» REQUIREMENTS: Repeat all of the material exactly as given.

Stored data

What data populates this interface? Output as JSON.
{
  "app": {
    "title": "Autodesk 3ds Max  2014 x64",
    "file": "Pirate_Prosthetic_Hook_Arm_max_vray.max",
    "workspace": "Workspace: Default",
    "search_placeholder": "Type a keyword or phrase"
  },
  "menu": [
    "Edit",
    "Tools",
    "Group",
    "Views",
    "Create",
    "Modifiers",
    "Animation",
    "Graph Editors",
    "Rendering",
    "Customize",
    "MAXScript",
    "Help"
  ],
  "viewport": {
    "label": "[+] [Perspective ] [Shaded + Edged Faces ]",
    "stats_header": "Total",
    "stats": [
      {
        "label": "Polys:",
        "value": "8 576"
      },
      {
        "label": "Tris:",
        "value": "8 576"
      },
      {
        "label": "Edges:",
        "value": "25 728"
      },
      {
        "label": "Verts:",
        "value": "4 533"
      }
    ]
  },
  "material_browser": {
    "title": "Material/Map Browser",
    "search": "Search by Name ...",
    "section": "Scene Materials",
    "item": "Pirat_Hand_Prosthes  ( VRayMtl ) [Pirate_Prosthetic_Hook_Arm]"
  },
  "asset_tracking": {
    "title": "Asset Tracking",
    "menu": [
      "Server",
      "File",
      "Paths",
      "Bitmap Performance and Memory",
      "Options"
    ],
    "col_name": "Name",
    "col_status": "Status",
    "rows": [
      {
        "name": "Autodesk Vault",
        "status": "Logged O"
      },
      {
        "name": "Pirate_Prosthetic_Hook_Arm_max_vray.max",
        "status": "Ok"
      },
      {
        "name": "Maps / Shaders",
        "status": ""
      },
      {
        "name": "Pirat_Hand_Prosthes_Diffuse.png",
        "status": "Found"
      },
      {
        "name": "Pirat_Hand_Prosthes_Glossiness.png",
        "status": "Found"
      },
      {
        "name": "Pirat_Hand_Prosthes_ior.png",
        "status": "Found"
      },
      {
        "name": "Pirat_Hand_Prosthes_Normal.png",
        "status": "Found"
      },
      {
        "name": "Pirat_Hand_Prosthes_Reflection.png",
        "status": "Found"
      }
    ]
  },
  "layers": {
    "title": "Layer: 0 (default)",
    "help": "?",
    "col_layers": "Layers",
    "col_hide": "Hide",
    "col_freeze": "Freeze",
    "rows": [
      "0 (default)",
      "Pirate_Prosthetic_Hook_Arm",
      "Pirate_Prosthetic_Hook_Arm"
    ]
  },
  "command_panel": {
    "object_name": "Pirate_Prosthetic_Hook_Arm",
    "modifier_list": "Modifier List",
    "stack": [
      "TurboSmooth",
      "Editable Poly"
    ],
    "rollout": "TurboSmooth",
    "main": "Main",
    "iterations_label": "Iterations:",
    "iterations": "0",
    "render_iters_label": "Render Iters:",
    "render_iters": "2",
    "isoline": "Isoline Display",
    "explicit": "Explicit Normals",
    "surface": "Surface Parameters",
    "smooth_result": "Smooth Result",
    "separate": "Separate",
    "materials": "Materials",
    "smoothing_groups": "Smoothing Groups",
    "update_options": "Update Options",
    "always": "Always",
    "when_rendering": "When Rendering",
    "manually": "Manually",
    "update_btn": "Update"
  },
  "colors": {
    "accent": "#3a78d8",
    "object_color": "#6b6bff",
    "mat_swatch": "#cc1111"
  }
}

» THE OUTPUT:
What data populates this interface? Output as JSON.
{
  "app": {
    "title": "Autodesk 3ds Max  2014 x64",
    "file": "Pirate_Prosthetic_Hook_Arm_max_vray.max",
    "workspace": "Workspace: Default",
    "search_placeholder": "Type a keyword or phrase"
  },
  "menu": [
    "Edit",
    "Tools",
    "Group",
    "Views",
    "Create",
    "Modifiers",
    "Animation",
    "Graph Editors",
    "Rendering",
    "Customize",
    "MAXScript",
    "Help"
  ],
  "viewport": {
    "label": "[+] [Perspective ] [Shaded + Edged Faces ]",
    "stats_header": "Total",
    "stats": [
      {
        "label": "Polys:",
        "value": "8 576"
      },
      {
        "label": "Tris:",
        "value": "8 576"
      },
      {
        "label": "Edges:",
        "value": "25 728"
      },
      {
        "label": "Verts:",
        "value": "4 533"
      }
    ]
  },
  "material_browser": {
    "title": "Material/Map Browser",
    "search": "Search by Name ...",
    "section": "Scene Materials",
    "item": "Pirat_Hand_Prosthes  ( VRayMtl ) [Pirate_Prosthetic_Hook_Arm]"
  },
  "asset_tracking": {
    "title": "Asset Tracking",
    "menu": [
      "Server",
      "File",
      "Paths",
      "Bitmap Performance and Memory",
      "Options"
    ],
    "col_name": "Name",
    "col_status": "Status",
    "rows": [
      {
        "name": "Autodesk Vault",
        "status": "Logged O"
      },
      {
        "name": "Pirate_Prosthetic_Hook_Arm_max_vray.max",
        "status": "Ok"
      },
      {
        "name": "Maps / Shaders",
        "status": ""
      },
      {
        "name": "Pirat_Hand_Prosthes_Diffuse.png",
        "status": "Found"
      },
      {
        "name": "Pirat_Hand_Prosthes_Glossiness.png",
        "status": "Found"
      },
      {
        "name": "Pirat_Hand_Prosthes_ior.png",
        "status": "Found"
      },
      {
        "name": "Pirat_Hand_Prosthes_Normal.png",
        "status": "Found"
      },
      {
        "name": "Pirat_Hand_Prosthes_Reflection.png",
        "status": "Found"
      }
    ]
  },
  "layers": {
    "title": "Layer: 0 (default)",
    "help": "?",
    "col_layers": "Layers",
    "col_hide": "Hide",
    "col_freeze": "Freeze",
    "rows": [
      "0 (default)",
      "Pirate_Prosthetic_Hook_Arm",
      "Pirate_Prosthetic_Hook_Arm"
    ]
  },
  "command_panel": {
    "object_name": "Pirate_Prosthetic_Hook_Arm",
    "modifier_list": "Modifier List",
    "stack": [
      "TurboSmooth",
      "Editable Poly"
    ],
    "rollout": "TurboSmooth",
    "main": "Main",
    "iterations_label": "Iterations:",
    "iterations": "0",
    "render_iters_label": "Render Iters:",
    "render_iters": "2",
    "isoline": "Isoline Display",
    "explicit": "Explicit Normals",
    "surface": "Surface Parameters",
    "smooth_result": "Smooth Result",
    "separate": "Separate",
    "materials": "Materials",
    "smoothing_groups": "Smoothing Groups",
    "update_options": "Update Options",
    "always": "Always",
    "when_rendering": "When Rendering",
    "manually": "Manually",
    "update_btn": "Update"
  },
  "colors": {
    "accent": "#3a78d8",
    "object_color": "#6b6bff",
    "mat_swatch": "#cc1111"
  }
}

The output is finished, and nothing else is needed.